# Information provided:

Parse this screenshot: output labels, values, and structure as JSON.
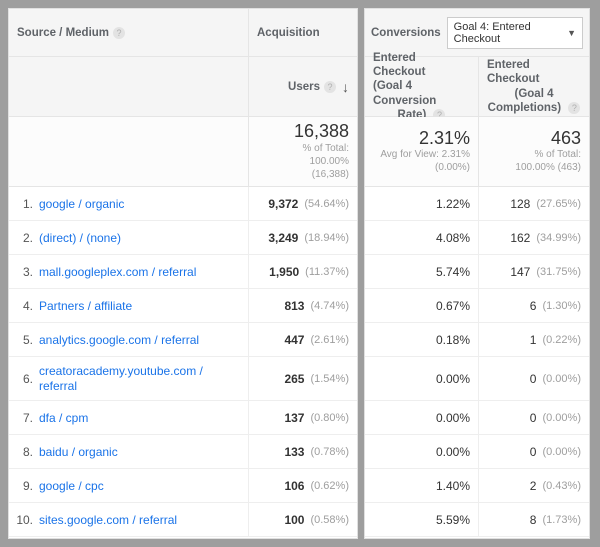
{
  "headers": {
    "source_medium": "Source / Medium",
    "acquisition": "Acquisition",
    "users": "Users",
    "conversions": "Conversions",
    "goal_dropdown": "Goal 4: Entered Checkout",
    "conv_rate_l1": "Entered Checkout",
    "conv_rate_l2": "(Goal 4 Conversion",
    "conv_rate_l3": "Rate)",
    "completions_l1": "Entered Checkout",
    "completions_l2": "(Goal 4",
    "completions_l3": "Completions)"
  },
  "summary": {
    "users": "16,388",
    "users_sub1": "% of Total:",
    "users_sub2": "100.00%",
    "users_sub3": "(16,388)",
    "rate": "2.31%",
    "rate_sub1": "Avg for View: 2.31%",
    "rate_sub2": "(0.00%)",
    "comp": "463",
    "comp_sub1": "% of Total:",
    "comp_sub2": "100.00% (463)"
  },
  "rows": [
    {
      "idx": "1.",
      "source": "google / organic",
      "users": "9,372",
      "users_pct": "(54.64%)",
      "rate": "1.22%",
      "comp": "128",
      "comp_pct": "(27.65%)"
    },
    {
      "idx": "2.",
      "source": "(direct) / (none)",
      "users": "3,249",
      "users_pct": "(18.94%)",
      "rate": "4.08%",
      "comp": "162",
      "comp_pct": "(34.99%)"
    },
    {
      "idx": "3.",
      "source": "mall.googleplex.com / referral",
      "users": "1,950",
      "users_pct": "(11.37%)",
      "rate": "5.74%",
      "comp": "147",
      "comp_pct": "(31.75%)"
    },
    {
      "idx": "4.",
      "source": "Partners / affiliate",
      "users": "813",
      "users_pct": "(4.74%)",
      "rate": "0.67%",
      "comp": "6",
      "comp_pct": "(1.30%)"
    },
    {
      "idx": "5.",
      "source": "analytics.google.com / referral",
      "users": "447",
      "users_pct": "(2.61%)",
      "rate": "0.18%",
      "comp": "1",
      "comp_pct": "(0.22%)"
    },
    {
      "idx": "6.",
      "source": "creatoracademy.youtube.com / referral",
      "users": "265",
      "users_pct": "(1.54%)",
      "rate": "0.00%",
      "comp": "0",
      "comp_pct": "(0.00%)",
      "tall": true
    },
    {
      "idx": "7.",
      "source": "dfa / cpm",
      "users": "137",
      "users_pct": "(0.80%)",
      "rate": "0.00%",
      "comp": "0",
      "comp_pct": "(0.00%)"
    },
    {
      "idx": "8.",
      "source": "baidu / organic",
      "users": "133",
      "users_pct": "(0.78%)",
      "rate": "0.00%",
      "comp": "0",
      "comp_pct": "(0.00%)"
    },
    {
      "idx": "9.",
      "source": "google / cpc",
      "users": "106",
      "users_pct": "(0.62%)",
      "rate": "1.40%",
      "comp": "2",
      "comp_pct": "(0.43%)"
    },
    {
      "idx": "10.",
      "source": "sites.google.com / referral",
      "users": "100",
      "users_pct": "(0.58%)",
      "rate": "5.59%",
      "comp": "8",
      "comp_pct": "(1.73%)"
    }
  ]
}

# Task brief:
The pictures should not appear in the copy; every other part of the records above must be returned exactly.

# Correct output:
Parse this screenshot: output labels, values, and structure as JSON.
{
  "headers": {
    "source_medium": "Source / Medium",
    "acquisition": "Acquisition",
    "users": "Users",
    "conversions": "Conversions",
    "goal_dropdown": "Goal 4: Entered Checkout",
    "conv_rate_l1": "Entered Checkout",
    "conv_rate_l2": "(Goal 4 Conversion",
    "conv_rate_l3": "Rate)",
    "completions_l1": "Entered Checkout",
    "completions_l2": "(Goal 4",
    "completions_l3": "Completions)"
  },
  "summary": {
    "users": "16,388",
    "users_sub1": "% of Total:",
    "users_sub2": "100.00%",
    "users_sub3": "(16,388)",
    "rate": "2.31%",
    "rate_sub1": "Avg for View: 2.31%",
    "rate_sub2": "(0.00%)",
    "comp": "463",
    "comp_sub1": "% of Total:",
    "comp_sub2": "100.00% (463)"
  },
  "rows": [
    {
      "idx": "1.",
      "source": "google / organic",
      "users": "9,372",
      "users_pct": "(54.64%)",
      "rate": "1.22%",
      "comp": "128",
      "comp_pct": "(27.65%)"
    },
    {
      "idx": "2.",
      "source": "(direct) / (none)",
      "users": "3,249",
      "users_pct": "(18.94%)",
      "rate": "4.08%",
      "comp": "162",
      "comp_pct": "(34.99%)"
    },
    {
      "idx": "3.",
      "source": "mall.googleplex.com / referral",
      "users": "1,950",
      "users_pct": "(11.37%)",
      "rate": "5.74%",
      "comp": "147",
      "comp_pct": "(31.75%)"
    },
    {
      "idx": "4.",
      "source": "Partners / affiliate",
      "users": "813",
      "users_pct": "(4.74%)",
      "rate": "0.67%",
      "comp": "6",
      "comp_pct": "(1.30%)"
    },
    {
      "idx": "5.",
      "source": "analytics.google.com / referral",
      "users": "447",
      "users_pct": "(2.61%)",
      "rate": "0.18%",
      "comp": "1",
      "comp_pct": "(0.22%)"
    },
    {
      "idx": "6.",
      "source": "creatoracademy.youtube.com / referral",
      "users": "265",
      "users_pct": "(1.54%)",
      "rate": "0.00%",
      "comp": "0",
      "comp_pct": "(0.00%)",
      "tall": true
    },
    {
      "idx": "7.",
      "source": "dfa / cpm",
      "users": "137",
      "users_pct": "(0.80%)",
      "rate": "0.00%",
      "comp": "0",
      "comp_pct": "(0.00%)"
    },
    {
      "idx": "8.",
      "source": "baidu / organic",
      "users": "133",
      "users_pct": "(0.78%)",
      "rate": "0.00%",
      "comp": "0",
      "comp_pct": "(0.00%)"
    },
    {
      "idx": "9.",
      "source": "google / cpc",
      "users": "106",
      "users_pct": "(0.62%)",
      "rate": "1.40%",
      "comp": "2",
      "comp_pct": "(0.43%)"
    },
    {
      "idx": "10.",
      "source": "sites.google.com / referral",
      "users": "100",
      "users_pct": "(0.58%)",
      "rate": "5.59%",
      "comp": "8",
      "comp_pct": "(1.73%)"
    }
  ]
}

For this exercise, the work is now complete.